Below are the records. Gather each line that holds "Output".

○ ○ ○

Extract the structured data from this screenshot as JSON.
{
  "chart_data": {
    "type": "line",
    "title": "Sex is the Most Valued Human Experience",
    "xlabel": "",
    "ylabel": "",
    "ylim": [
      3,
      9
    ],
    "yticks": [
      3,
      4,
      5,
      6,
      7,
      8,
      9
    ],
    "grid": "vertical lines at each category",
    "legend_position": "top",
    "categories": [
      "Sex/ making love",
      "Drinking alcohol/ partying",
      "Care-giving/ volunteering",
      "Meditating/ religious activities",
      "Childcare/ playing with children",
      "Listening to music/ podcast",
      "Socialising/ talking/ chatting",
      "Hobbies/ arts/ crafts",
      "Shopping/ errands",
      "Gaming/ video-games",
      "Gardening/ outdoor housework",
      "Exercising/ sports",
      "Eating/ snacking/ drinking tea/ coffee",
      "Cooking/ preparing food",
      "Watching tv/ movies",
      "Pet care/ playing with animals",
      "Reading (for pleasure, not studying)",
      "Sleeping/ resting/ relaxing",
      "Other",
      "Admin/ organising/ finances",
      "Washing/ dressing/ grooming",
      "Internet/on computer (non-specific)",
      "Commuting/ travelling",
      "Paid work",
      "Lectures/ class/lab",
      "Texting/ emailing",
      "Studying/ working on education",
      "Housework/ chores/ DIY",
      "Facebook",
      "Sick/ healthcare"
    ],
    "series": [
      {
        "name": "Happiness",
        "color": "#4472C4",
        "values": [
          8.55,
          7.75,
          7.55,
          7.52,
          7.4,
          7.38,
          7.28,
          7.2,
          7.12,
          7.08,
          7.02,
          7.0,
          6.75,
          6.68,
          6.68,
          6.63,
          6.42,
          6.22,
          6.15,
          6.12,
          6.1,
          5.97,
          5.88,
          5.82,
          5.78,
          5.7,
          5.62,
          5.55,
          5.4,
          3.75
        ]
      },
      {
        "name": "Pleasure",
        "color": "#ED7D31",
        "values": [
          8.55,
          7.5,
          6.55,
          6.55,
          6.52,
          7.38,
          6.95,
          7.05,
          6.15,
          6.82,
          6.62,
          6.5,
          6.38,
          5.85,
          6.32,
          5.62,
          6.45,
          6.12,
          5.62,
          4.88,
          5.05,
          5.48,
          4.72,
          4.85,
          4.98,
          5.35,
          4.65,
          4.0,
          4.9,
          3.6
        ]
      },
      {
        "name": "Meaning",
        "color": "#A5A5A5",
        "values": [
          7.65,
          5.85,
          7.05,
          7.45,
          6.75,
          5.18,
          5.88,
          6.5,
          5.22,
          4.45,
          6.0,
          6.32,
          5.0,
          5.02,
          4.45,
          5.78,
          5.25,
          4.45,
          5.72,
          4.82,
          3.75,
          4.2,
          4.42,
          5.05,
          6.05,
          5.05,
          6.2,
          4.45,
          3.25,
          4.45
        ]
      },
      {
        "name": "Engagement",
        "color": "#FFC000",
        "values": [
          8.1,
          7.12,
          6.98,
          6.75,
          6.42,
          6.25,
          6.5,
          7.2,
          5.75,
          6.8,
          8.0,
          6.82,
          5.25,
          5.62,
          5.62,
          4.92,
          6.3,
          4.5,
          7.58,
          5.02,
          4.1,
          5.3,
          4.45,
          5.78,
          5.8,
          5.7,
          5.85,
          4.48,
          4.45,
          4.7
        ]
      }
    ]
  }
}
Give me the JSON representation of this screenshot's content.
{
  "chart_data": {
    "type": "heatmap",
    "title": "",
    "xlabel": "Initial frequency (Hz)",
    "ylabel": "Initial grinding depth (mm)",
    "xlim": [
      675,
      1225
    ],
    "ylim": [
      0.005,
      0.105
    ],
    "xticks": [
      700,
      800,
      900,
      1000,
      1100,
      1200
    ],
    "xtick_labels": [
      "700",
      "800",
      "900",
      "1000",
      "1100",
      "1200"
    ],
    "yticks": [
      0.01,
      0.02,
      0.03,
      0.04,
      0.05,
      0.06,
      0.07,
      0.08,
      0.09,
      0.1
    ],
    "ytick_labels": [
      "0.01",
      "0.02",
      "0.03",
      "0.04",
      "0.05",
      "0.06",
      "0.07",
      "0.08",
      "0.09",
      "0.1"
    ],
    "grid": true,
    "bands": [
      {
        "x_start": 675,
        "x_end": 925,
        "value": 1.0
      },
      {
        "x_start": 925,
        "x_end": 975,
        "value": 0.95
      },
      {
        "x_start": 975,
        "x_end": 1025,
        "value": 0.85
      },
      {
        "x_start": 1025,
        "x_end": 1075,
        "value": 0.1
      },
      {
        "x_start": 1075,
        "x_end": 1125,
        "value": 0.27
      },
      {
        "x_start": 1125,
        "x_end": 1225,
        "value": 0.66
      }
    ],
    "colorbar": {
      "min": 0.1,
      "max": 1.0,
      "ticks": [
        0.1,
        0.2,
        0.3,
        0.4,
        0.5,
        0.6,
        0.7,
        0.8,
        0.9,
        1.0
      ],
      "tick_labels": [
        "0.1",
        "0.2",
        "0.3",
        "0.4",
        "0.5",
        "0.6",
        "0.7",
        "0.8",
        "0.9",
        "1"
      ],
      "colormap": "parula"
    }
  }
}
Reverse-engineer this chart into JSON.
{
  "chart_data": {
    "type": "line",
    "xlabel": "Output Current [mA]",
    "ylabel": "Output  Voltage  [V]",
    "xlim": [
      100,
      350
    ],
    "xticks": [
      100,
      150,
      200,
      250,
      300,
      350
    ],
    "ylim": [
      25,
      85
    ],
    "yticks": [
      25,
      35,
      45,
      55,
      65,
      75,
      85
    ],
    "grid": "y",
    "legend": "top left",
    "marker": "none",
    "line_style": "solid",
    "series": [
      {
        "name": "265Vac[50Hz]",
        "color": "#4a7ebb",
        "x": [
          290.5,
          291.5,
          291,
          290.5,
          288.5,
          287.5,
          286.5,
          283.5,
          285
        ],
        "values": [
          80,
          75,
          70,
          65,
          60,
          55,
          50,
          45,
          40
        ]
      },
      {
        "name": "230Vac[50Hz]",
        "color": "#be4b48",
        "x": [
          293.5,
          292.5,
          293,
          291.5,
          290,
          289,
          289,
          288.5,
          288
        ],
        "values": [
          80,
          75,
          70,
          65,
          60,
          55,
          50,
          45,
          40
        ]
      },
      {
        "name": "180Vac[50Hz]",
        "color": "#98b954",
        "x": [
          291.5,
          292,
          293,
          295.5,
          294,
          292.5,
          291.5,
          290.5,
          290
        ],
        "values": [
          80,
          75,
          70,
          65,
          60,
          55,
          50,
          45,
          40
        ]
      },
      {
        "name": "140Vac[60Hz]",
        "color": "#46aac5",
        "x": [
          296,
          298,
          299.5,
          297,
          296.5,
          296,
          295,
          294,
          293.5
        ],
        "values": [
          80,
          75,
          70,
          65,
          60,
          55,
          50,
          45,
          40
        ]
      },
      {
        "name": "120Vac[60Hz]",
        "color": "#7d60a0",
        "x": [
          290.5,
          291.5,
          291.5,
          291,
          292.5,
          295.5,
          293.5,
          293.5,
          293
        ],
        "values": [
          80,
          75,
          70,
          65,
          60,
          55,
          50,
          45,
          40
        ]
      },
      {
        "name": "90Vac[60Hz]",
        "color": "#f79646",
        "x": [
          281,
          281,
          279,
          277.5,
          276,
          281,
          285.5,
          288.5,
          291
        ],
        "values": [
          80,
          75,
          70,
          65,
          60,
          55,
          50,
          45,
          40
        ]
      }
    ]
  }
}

○ ○ ○

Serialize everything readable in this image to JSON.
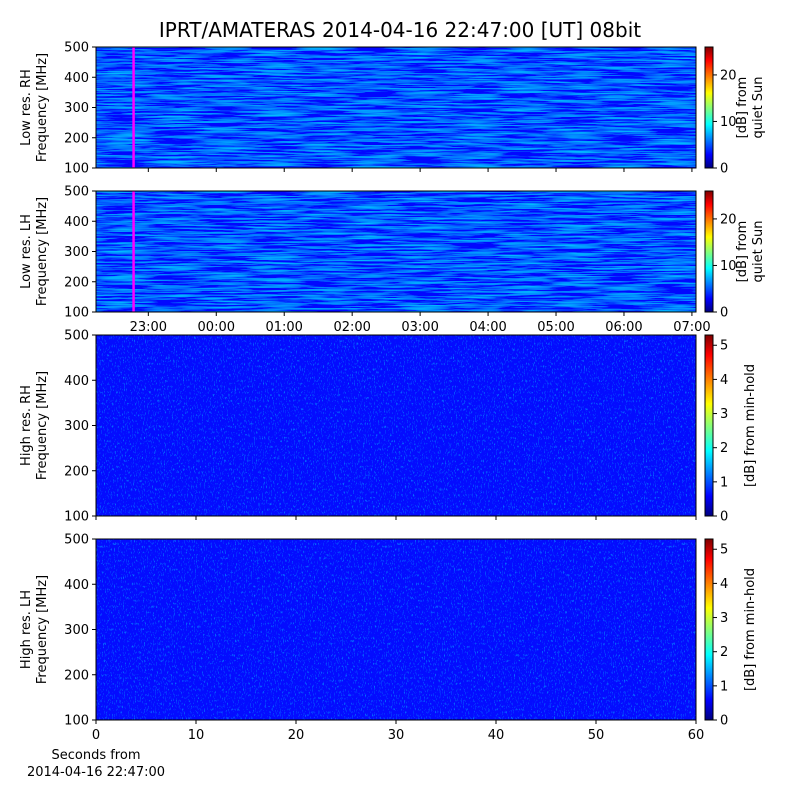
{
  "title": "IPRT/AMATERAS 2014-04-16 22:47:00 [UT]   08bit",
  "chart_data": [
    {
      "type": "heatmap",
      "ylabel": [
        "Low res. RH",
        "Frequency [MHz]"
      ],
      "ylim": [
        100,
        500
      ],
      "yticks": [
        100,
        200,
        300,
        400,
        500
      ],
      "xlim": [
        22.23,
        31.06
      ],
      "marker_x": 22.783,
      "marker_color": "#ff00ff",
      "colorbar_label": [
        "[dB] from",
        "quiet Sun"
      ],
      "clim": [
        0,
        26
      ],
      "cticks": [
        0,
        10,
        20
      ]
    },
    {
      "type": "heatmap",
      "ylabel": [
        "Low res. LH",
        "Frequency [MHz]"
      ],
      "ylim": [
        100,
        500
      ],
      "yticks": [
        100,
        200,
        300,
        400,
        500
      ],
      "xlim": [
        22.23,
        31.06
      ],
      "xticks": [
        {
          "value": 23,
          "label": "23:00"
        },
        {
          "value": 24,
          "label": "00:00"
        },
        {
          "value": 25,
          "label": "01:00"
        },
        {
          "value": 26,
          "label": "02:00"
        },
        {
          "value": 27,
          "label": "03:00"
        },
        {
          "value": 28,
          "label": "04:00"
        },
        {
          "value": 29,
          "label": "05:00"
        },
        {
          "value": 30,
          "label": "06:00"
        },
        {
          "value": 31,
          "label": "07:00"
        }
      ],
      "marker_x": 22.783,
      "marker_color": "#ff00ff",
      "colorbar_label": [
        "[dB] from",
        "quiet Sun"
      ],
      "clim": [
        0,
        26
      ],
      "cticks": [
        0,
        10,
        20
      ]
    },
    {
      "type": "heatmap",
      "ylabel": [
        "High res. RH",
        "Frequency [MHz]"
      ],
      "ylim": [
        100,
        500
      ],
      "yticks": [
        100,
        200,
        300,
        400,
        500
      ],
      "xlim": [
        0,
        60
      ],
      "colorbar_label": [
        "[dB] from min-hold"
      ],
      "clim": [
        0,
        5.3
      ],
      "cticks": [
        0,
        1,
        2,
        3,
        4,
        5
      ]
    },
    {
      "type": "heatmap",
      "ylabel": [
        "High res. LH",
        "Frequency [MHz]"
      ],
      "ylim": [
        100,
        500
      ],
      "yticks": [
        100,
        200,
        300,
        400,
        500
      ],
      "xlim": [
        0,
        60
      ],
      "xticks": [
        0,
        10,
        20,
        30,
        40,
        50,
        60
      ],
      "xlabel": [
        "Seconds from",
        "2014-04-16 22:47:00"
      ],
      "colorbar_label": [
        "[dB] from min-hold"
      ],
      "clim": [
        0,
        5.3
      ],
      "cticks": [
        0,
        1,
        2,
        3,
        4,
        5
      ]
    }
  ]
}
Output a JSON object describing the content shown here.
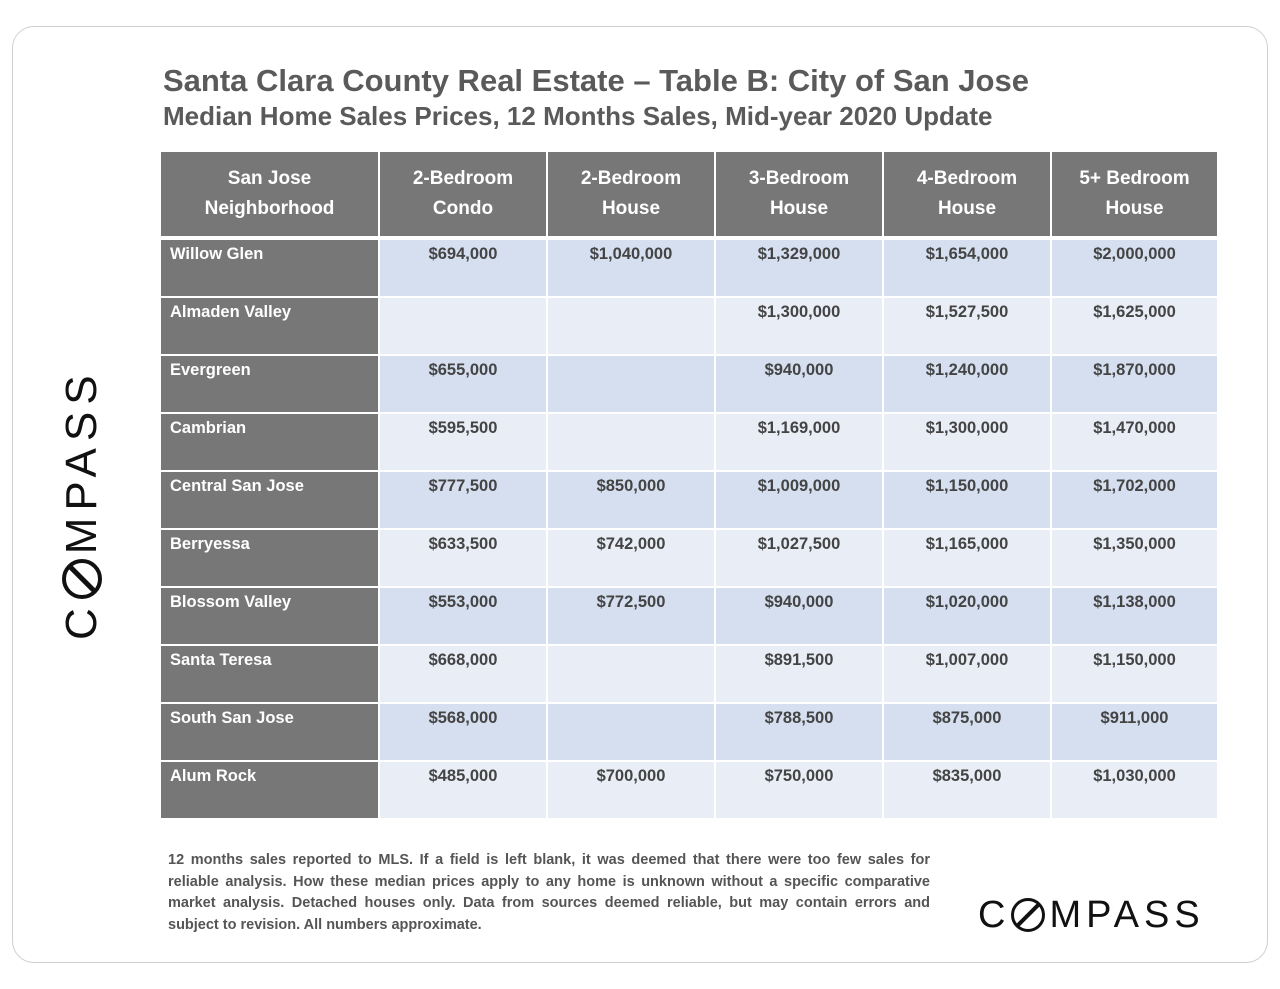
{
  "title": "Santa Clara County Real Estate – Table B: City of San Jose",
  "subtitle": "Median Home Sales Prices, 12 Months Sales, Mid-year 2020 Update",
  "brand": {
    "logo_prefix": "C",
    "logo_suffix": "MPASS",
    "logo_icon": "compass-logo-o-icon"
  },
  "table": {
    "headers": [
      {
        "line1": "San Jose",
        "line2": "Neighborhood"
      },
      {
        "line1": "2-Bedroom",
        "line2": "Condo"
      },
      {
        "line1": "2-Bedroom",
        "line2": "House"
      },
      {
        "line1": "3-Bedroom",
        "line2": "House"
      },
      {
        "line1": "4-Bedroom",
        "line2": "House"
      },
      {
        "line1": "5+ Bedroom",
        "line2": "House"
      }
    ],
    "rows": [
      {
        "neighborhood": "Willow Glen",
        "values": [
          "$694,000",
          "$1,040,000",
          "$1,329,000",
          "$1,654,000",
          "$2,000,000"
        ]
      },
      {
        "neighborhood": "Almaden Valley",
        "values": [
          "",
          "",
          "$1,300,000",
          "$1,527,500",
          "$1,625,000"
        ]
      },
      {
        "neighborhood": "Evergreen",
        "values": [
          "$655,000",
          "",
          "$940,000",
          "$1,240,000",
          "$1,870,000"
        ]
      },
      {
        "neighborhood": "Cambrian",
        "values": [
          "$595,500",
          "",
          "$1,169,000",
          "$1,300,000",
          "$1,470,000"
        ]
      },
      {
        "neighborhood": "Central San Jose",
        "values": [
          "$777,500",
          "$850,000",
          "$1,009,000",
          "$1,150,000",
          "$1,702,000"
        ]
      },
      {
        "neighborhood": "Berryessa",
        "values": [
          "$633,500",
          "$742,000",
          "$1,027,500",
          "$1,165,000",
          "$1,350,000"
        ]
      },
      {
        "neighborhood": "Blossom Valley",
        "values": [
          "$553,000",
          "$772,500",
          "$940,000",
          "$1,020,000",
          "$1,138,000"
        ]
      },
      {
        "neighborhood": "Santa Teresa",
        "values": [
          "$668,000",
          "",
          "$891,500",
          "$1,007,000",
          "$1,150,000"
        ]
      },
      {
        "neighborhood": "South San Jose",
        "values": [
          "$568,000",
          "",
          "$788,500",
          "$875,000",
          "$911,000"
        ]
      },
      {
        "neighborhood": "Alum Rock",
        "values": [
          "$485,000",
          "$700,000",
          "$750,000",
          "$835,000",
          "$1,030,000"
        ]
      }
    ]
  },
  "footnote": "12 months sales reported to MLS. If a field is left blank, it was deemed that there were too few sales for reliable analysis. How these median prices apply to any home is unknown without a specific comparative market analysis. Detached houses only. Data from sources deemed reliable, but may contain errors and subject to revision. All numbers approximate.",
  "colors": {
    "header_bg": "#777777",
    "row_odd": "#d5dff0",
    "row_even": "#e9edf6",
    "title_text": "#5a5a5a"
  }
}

○ ○ ○

* _Solution to this problem_:
    "xlabel": "Output Current [mA]",
    "ylabel": "Output  Voltage  [V]",
Output a JSON object describing the content shown here.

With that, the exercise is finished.